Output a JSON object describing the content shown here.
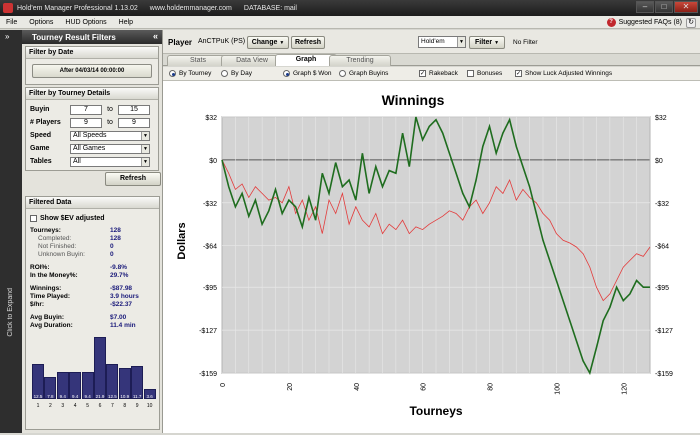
{
  "titlebar": {
    "app": "Hold'em Manager Professional 1.13.02",
    "url": "www.holdemmanager.com",
    "db": "DATABASE: mail"
  },
  "menu": [
    "File",
    "Options",
    "HUD Options",
    "Help"
  ],
  "faq": "Suggested FAQs (8)",
  "expand": {
    "label": "Click to Expand",
    "arrow": "»"
  },
  "leftpanel": {
    "title": "Tourney Result Filters",
    "collapse": "«",
    "date_group": "Filter by Date",
    "date_button": "After 04/03/14 00:00:00",
    "details_group": "Filter by Tourney Details",
    "buyin_label": "Buyin",
    "buyin_from": "7",
    "buyin_to": "15",
    "players_label": "# Players",
    "players_from": "9",
    "players_to": "9",
    "to_label": "to",
    "speed_label": "Speed",
    "speed_value": "All Speeds",
    "game_label": "Game",
    "game_value": "All Games",
    "tables_label": "Tables",
    "tables_value": "All",
    "refresh": "Refresh"
  },
  "filtered": {
    "title": "Filtered Data",
    "show_ev": "Show $EV adjusted",
    "stats": [
      {
        "k": "Tourneys:",
        "v": "128",
        "indent": false
      },
      {
        "k": "Completed:",
        "v": "128",
        "indent": true
      },
      {
        "k": "Not Finished:",
        "v": "0",
        "indent": true
      },
      {
        "k": "Unknown Buyin:",
        "v": "0",
        "indent": true
      },
      {
        "gap": true
      },
      {
        "k": "ROI%:",
        "v": "-9.8%",
        "indent": false
      },
      {
        "k": "In the Money%:",
        "v": "29.7%",
        "indent": false
      },
      {
        "gap": true
      },
      {
        "k": "Winnings:",
        "v": "-$87.98",
        "indent": false
      },
      {
        "k": "Time Played:",
        "v": "3.9 hours",
        "indent": false
      },
      {
        "k": "$/hr:",
        "v": "-$22.37",
        "indent": false
      },
      {
        "gap": true
      },
      {
        "k": "Avg Buyin:",
        "v": "$7.00",
        "indent": false
      },
      {
        "k": "Avg Duration:",
        "v": "11.4 min",
        "indent": false
      }
    ],
    "histogram": {
      "labels": [
        "12.5",
        "7.8",
        "9.4",
        "9.4",
        "9.4",
        "21.9",
        "12.5",
        "10.9",
        "11.7",
        "3.6"
      ],
      "values": [
        12.5,
        7.8,
        9.4,
        9.4,
        9.4,
        21.9,
        12.5,
        10.9,
        11.7,
        3.6
      ],
      "x": [
        "1",
        "2",
        "3",
        "4",
        "5",
        "6",
        "7",
        "8",
        "9",
        "10"
      ]
    }
  },
  "toolbar": {
    "player_label": "Player",
    "player_name": "AnCTPuK (PS)",
    "change": "Change",
    "refresh": "Refresh",
    "game_select": "Hold'em",
    "filter": "Filter",
    "no_filter": "No Filter"
  },
  "tabs": [
    "Stats",
    "Data View",
    "Graph",
    "Trending"
  ],
  "active_tab": "Graph",
  "options": {
    "by_tourney": "By Tourney",
    "by_day": "By Day",
    "graph_won": "Graph $ Won",
    "graph_buyins": "Graph Buyins",
    "rakeback": "Rakeback",
    "bonuses": "Bonuses",
    "luck_adjusted": "Show Luck Adjusted Winnings"
  },
  "colors": {
    "won_line": "#1f6d1f",
    "luck_line": "#e33b3b",
    "plot_bg": "#d3d3d3",
    "bar": "#35357a"
  },
  "chart_data": {
    "type": "line",
    "title": "Winnings",
    "xlabel": "Tourneys",
    "ylabel": "Dollars",
    "xlim": [
      0,
      128
    ],
    "ylim": [
      -159,
      32
    ],
    "xticks": [
      "0",
      "20",
      "40",
      "60",
      "80",
      "100",
      "120"
    ],
    "yticks": [
      "$32",
      "$0",
      "-$32",
      "-$64",
      "-$95",
      "-$127",
      "-$159"
    ],
    "grid": true,
    "series": [
      {
        "name": "Won",
        "color": "#1f6d1f",
        "x": [
          0,
          2,
          4,
          6,
          8,
          10,
          12,
          14,
          16,
          18,
          20,
          22,
          24,
          26,
          28,
          30,
          32,
          34,
          36,
          38,
          40,
          42,
          44,
          46,
          48,
          50,
          52,
          54,
          56,
          58,
          60,
          62,
          64,
          66,
          68,
          70,
          72,
          74,
          76,
          78,
          80,
          82,
          84,
          86,
          88,
          90,
          92,
          94,
          96,
          98,
          100,
          102,
          104,
          106,
          108,
          110,
          112,
          114,
          116,
          118,
          120,
          122,
          124,
          126,
          128
        ],
        "y": [
          0,
          -20,
          -35,
          -25,
          -42,
          -30,
          -48,
          -38,
          -22,
          -40,
          -30,
          -35,
          -50,
          -28,
          -45,
          -10,
          -25,
          -2,
          -20,
          -15,
          -30,
          5,
          -25,
          -5,
          -20,
          -8,
          -10,
          20,
          -5,
          32,
          15,
          25,
          30,
          20,
          5,
          -10,
          -25,
          -35,
          -15,
          10,
          25,
          5,
          20,
          30,
          10,
          -5,
          -20,
          -40,
          -60,
          -75,
          -90,
          -105,
          -120,
          -135,
          -150,
          -159,
          -140,
          -120,
          -110,
          -95,
          -105,
          -100,
          -90,
          -95,
          -95
        ]
      },
      {
        "name": "Luck Adjusted",
        "color": "#e33b3b",
        "x": [
          0,
          2,
          4,
          6,
          8,
          10,
          12,
          14,
          16,
          18,
          20,
          22,
          24,
          26,
          28,
          30,
          32,
          34,
          36,
          38,
          40,
          42,
          44,
          46,
          48,
          50,
          52,
          54,
          56,
          58,
          60,
          62,
          64,
          66,
          68,
          70,
          72,
          74,
          76,
          78,
          80,
          82,
          84,
          86,
          88,
          90,
          92,
          94,
          96,
          98,
          100,
          102,
          104,
          106,
          108,
          110,
          112,
          114,
          116,
          118,
          120,
          122,
          124,
          126,
          128
        ],
        "y": [
          0,
          -10,
          -22,
          -18,
          -28,
          -20,
          -25,
          -30,
          -28,
          -32,
          -20,
          -40,
          -30,
          -45,
          -35,
          -55,
          -30,
          -40,
          -25,
          -48,
          -35,
          -45,
          -50,
          -40,
          -55,
          -48,
          -52,
          -45,
          -55,
          -50,
          -52,
          -48,
          -45,
          -42,
          -38,
          -40,
          -45,
          -35,
          -30,
          -40,
          -32,
          -20,
          -25,
          -15,
          -30,
          -22,
          -28,
          -32,
          -40,
          -45,
          -55,
          -60,
          -62,
          -65,
          -70,
          -80,
          -95,
          -105,
          -100,
          -90,
          -80,
          -75,
          -70,
          -72,
          -65
        ]
      }
    ]
  }
}
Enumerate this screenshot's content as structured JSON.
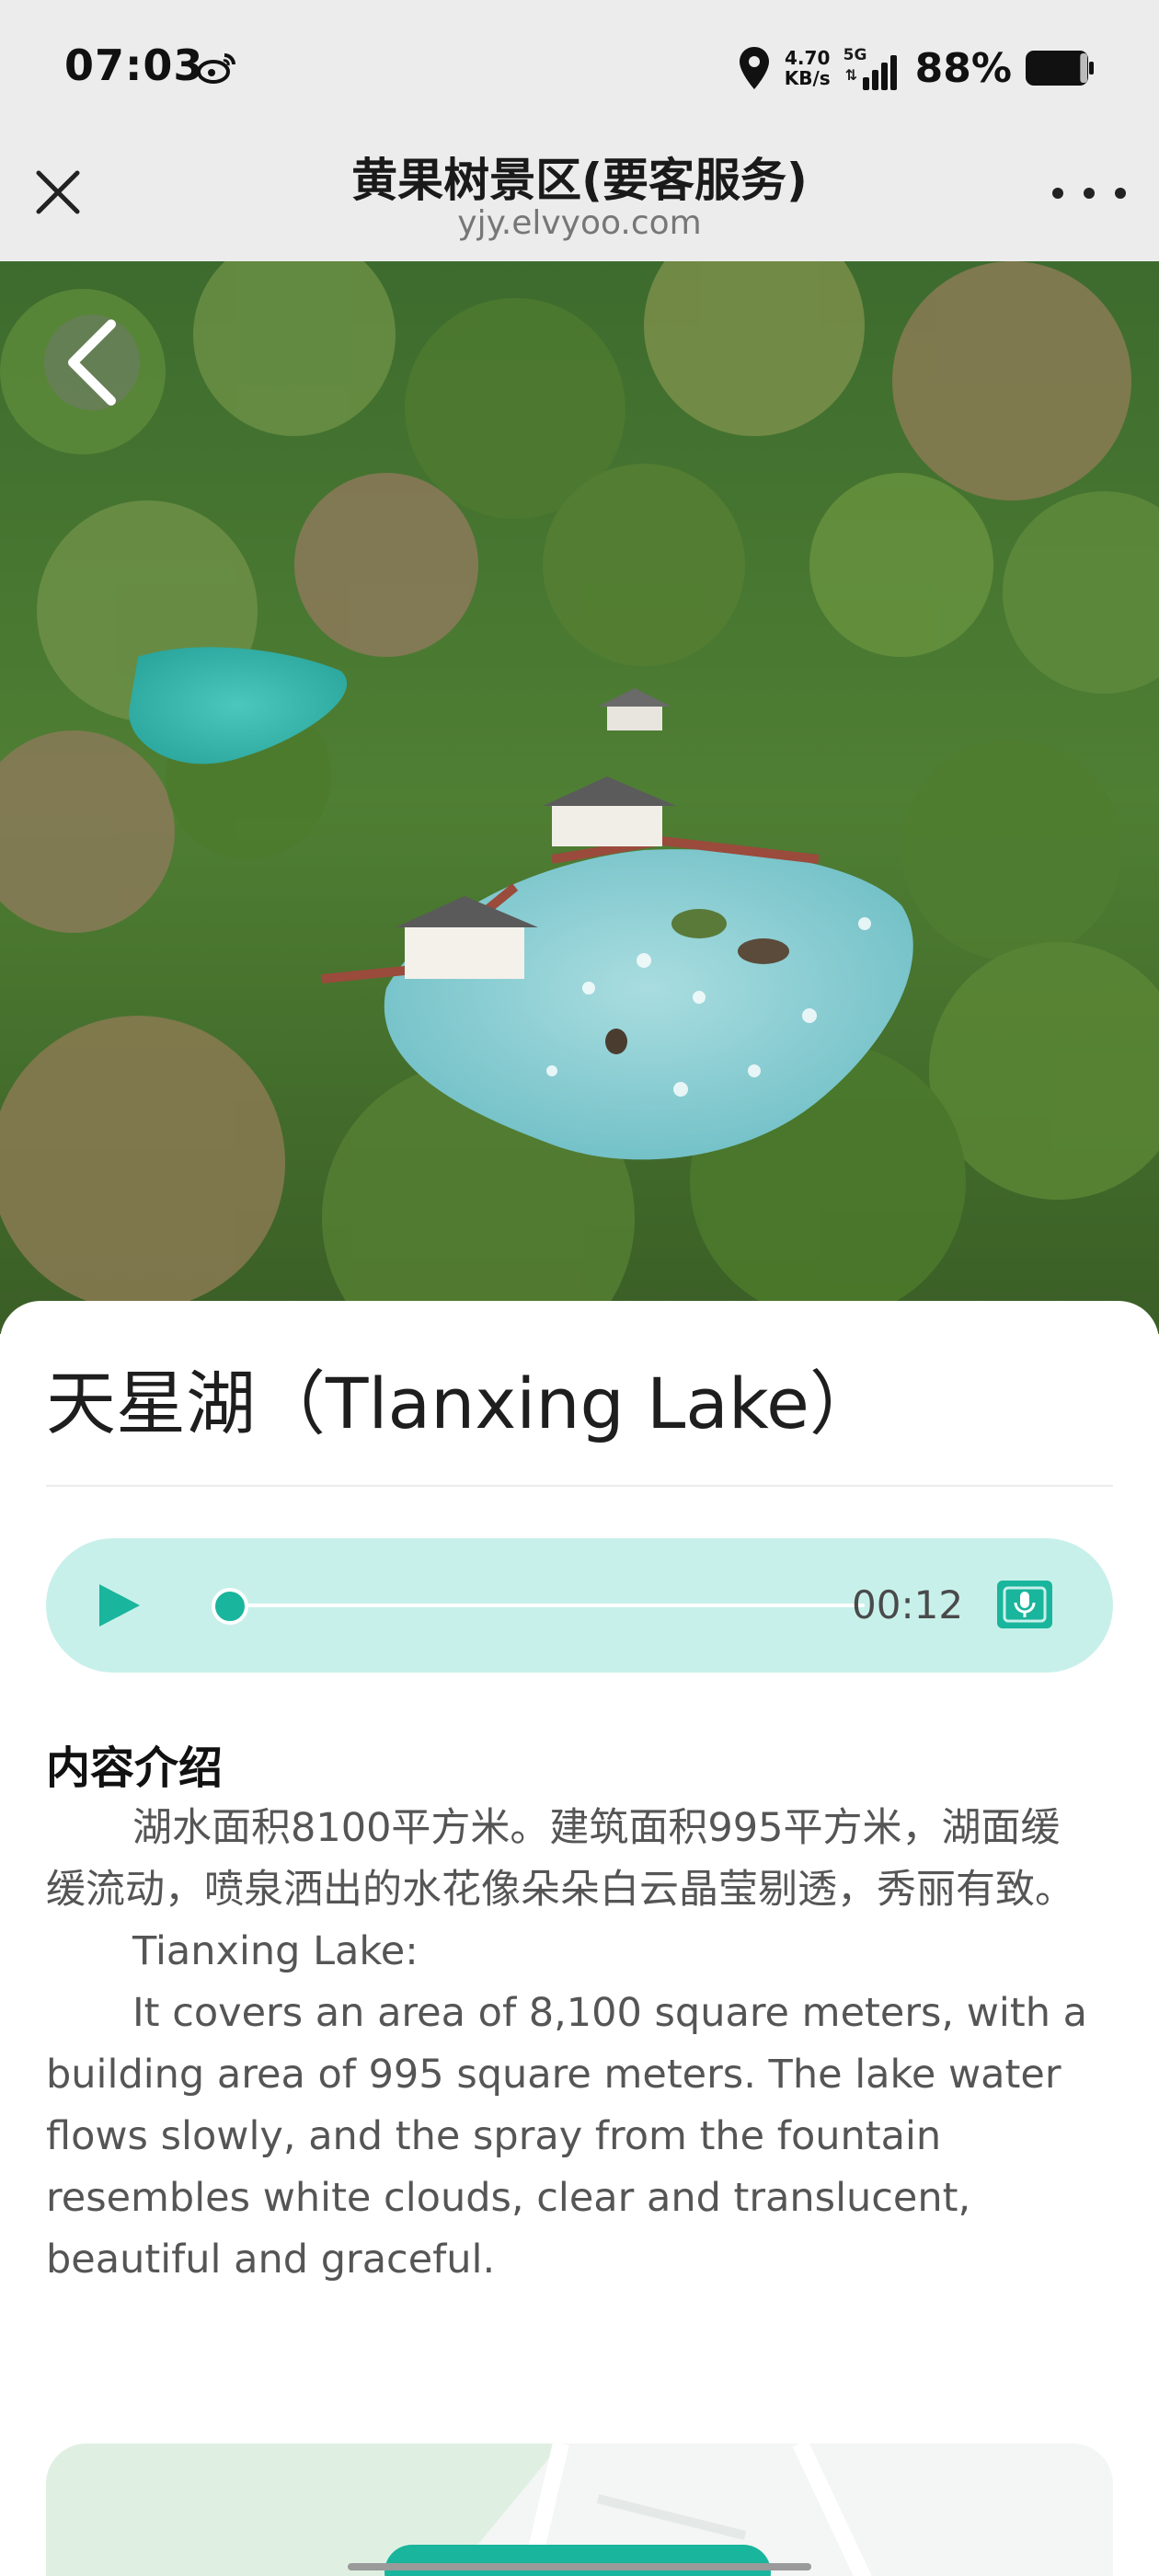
{
  "status_bar": {
    "time": "07:03",
    "speed_value": "4.70",
    "speed_unit": "KB/s",
    "network": "5G",
    "battery": "88%",
    "battery_level": 0.88,
    "icons": [
      "weibo-icon",
      "location-icon",
      "signal-icon",
      "battery-icon"
    ]
  },
  "title_bar": {
    "title": "黄果树景区(要客服务)",
    "url": "yjy.elvyoo.com",
    "icons": [
      "close-icon",
      "more-icon"
    ]
  },
  "spot": {
    "title": "天星湖（Tlanxing Lake）"
  },
  "audio": {
    "time": "00:12",
    "progress": 0.0,
    "icons": [
      "play-icon",
      "audio-guide-icon"
    ]
  },
  "content": {
    "heading": "内容介绍",
    "para_cn": "湖水面积8100平方米。建筑面积995平方米，湖面缓缓流动，喷泉洒出的水花像朵朵白云晶莹剔透，秀丽有致。",
    "para_en_title": "Tianxing Lake:",
    "para_en": "It covers an area of 8,100 square meters, with a building area of 995 square meters. The lake water flows slowly, and the spray from the fountain resembles white clouds, clear and translucent, beautiful and graceful."
  },
  "colors": {
    "accent": "#19b59c",
    "audio_bg": "#c8f0ea",
    "header_bg": "#ececec"
  }
}
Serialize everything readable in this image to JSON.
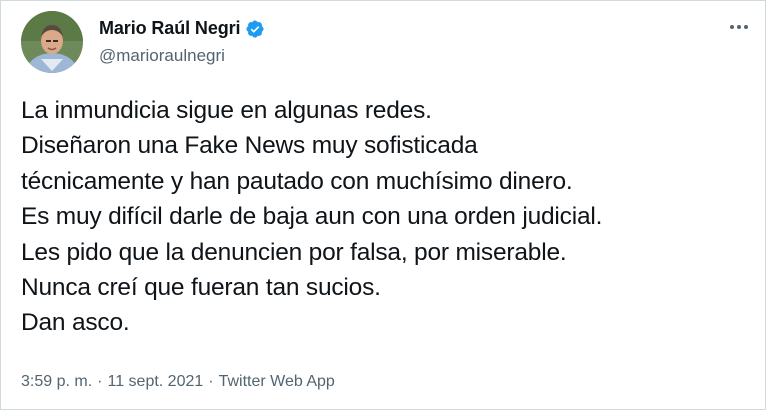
{
  "author": {
    "display_name": "Mario Raúl Negri",
    "handle": "@marioraulnegri",
    "verified": true
  },
  "tweet": {
    "lines": [
      "La inmundicia sigue en algunas redes.",
      "Diseñaron una Fake News muy sofisticada",
      "técnicamente y han pautado con muchísimo dinero.",
      "Es muy difícil darle de baja aun con una orden judicial.",
      "Les pido que la denuncien por falsa, por miserable.",
      "Nunca creí que fueran tan sucios.",
      "Dan asco."
    ]
  },
  "meta": {
    "time": "3:59 p. m.",
    "separator": "·",
    "date": "11 sept. 2021",
    "source": "Twitter Web App"
  },
  "colors": {
    "verified_blue": "#1d9bf0",
    "secondary_text": "#536471",
    "primary_text": "#0f1419"
  },
  "icons": {
    "verified": "verified-badge-icon",
    "more": "more-options-icon"
  }
}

_ _ _

» **Exercise aim**: Pick out and copy every line that contains the word "Winnings".

» **Task response**:
        "k": "Winnings:",
    "luck_adjusted": "Show Luck Adjusted Winnings"
    "title": "Winnings",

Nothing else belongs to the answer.